> [WORK TO COMPLETE]: Repeat the material exactly as it appears.

###

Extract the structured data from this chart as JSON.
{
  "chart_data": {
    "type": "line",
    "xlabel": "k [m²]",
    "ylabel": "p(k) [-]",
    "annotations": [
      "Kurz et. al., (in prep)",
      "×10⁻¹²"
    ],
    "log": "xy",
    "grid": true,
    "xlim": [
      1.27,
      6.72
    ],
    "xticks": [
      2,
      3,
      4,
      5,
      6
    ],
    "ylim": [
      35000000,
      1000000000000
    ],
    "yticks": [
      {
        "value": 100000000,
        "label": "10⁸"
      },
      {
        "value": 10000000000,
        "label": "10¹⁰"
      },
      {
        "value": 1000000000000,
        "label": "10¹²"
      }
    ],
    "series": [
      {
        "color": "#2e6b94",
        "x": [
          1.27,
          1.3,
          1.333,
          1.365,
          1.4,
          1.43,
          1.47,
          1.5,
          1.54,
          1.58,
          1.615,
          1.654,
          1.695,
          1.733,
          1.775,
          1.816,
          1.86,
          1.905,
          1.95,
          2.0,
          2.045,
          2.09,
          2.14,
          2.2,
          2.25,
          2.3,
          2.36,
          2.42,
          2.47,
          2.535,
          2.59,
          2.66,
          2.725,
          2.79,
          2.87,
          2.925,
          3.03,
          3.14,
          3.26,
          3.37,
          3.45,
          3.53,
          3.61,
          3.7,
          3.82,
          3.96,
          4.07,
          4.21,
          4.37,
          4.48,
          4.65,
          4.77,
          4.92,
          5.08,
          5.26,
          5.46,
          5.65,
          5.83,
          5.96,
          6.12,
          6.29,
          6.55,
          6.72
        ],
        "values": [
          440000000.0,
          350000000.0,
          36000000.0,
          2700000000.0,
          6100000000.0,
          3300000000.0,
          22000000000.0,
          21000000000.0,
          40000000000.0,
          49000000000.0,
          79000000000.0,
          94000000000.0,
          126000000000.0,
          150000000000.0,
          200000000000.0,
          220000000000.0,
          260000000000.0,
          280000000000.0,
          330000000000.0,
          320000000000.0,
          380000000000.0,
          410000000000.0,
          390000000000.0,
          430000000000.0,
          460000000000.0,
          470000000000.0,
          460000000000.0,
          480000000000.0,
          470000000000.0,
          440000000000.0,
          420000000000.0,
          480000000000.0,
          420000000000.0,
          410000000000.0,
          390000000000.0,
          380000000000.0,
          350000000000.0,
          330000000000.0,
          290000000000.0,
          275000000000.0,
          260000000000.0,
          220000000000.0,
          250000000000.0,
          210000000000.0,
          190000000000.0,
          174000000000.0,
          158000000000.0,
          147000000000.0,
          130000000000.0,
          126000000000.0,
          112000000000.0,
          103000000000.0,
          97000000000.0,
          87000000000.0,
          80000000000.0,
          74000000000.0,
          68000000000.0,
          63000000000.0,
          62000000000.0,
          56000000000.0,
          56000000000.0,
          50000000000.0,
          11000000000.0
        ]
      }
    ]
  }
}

###

> [PROBLEM SOLUTION]:
Extract the structured data from this chart as JSON.
{
  "chart_data": {
    "type": "line",
    "xlabel": "k [m²]",
    "ylabel": "p(k) [-]",
    "annotations": [
      "Kurz et. al., (in prep)",
      "×10⁻¹²"
    ],
    "log": "xy",
    "grid": true,
    "xlim": [
      1.27,
      6.72
    ],
    "xticks": [
      2,
      3,
      4,
      5,
      6
    ],
    "ylim": [
      35000000,
      1000000000000
    ],
    "yticks": [
      {
        "value": 100000000,
        "label": "10⁸"
      },
      {
        "value": 10000000000,
        "label": "10¹⁰"
      },
      {
        "value": 1000000000000,
        "label": "10¹²"
      }
    ],
    "series": [
      {
        "color": "#2e6b94",
        "x": [
          1.27,
          1.3,
          1.333,
          1.365,
          1.4,
          1.43,
          1.47,
          1.5,
          1.54,
          1.58,
          1.615,
          1.654,
          1.695,
          1.733,
          1.775,
          1.816,
          1.86,
          1.905,
          1.95,
          2.0,
          2.045,
          2.09,
          2.14,
          2.2,
          2.25,
          2.3,
          2.36,
          2.42,
          2.47,
          2.535,
          2.59,
          2.66,
          2.725,
          2.79,
          2.87,
          2.925,
          3.03,
          3.14,
          3.26,
          3.37,
          3.45,
          3.53,
          3.61,
          3.7,
          3.82,
          3.96,
          4.07,
          4.21,
          4.37,
          4.48,
          4.65,
          4.77,
          4.92,
          5.08,
          5.26,
          5.46,
          5.65,
          5.83,
          5.96,
          6.12,
          6.29,
          6.55,
          6.72
        ],
        "values": [
          440000000.0,
          350000000.0,
          36000000.0,
          2700000000.0,
          6100000000.0,
          3300000000.0,
          22000000000.0,
          21000000000.0,
          40000000000.0,
          49000000000.0,
          79000000000.0,
          94000000000.0,
          126000000000.0,
          150000000000.0,
          200000000000.0,
          220000000000.0,
          260000000000.0,
          280000000000.0,
          330000000000.0,
          320000000000.0,
          380000000000.0,
          410000000000.0,
          390000000000.0,
          430000000000.0,
          460000000000.0,
          470000000000.0,
          460000000000.0,
          480000000000.0,
          470000000000.0,
          440000000000.0,
          420000000000.0,
          480000000000.0,
          420000000000.0,
          410000000000.0,
          390000000000.0,
          380000000000.0,
          350000000000.0,
          330000000000.0,
          290000000000.0,
          275000000000.0,
          260000000000.0,
          220000000000.0,
          250000000000.0,
          210000000000.0,
          190000000000.0,
          174000000000.0,
          158000000000.0,
          147000000000.0,
          130000000000.0,
          126000000000.0,
          112000000000.0,
          103000000000.0,
          97000000000.0,
          87000000000.0,
          80000000000.0,
          74000000000.0,
          68000000000.0,
          63000000000.0,
          62000000000.0,
          56000000000.0,
          56000000000.0,
          50000000000.0,
          11000000000.0
        ]
      }
    ]
  }
}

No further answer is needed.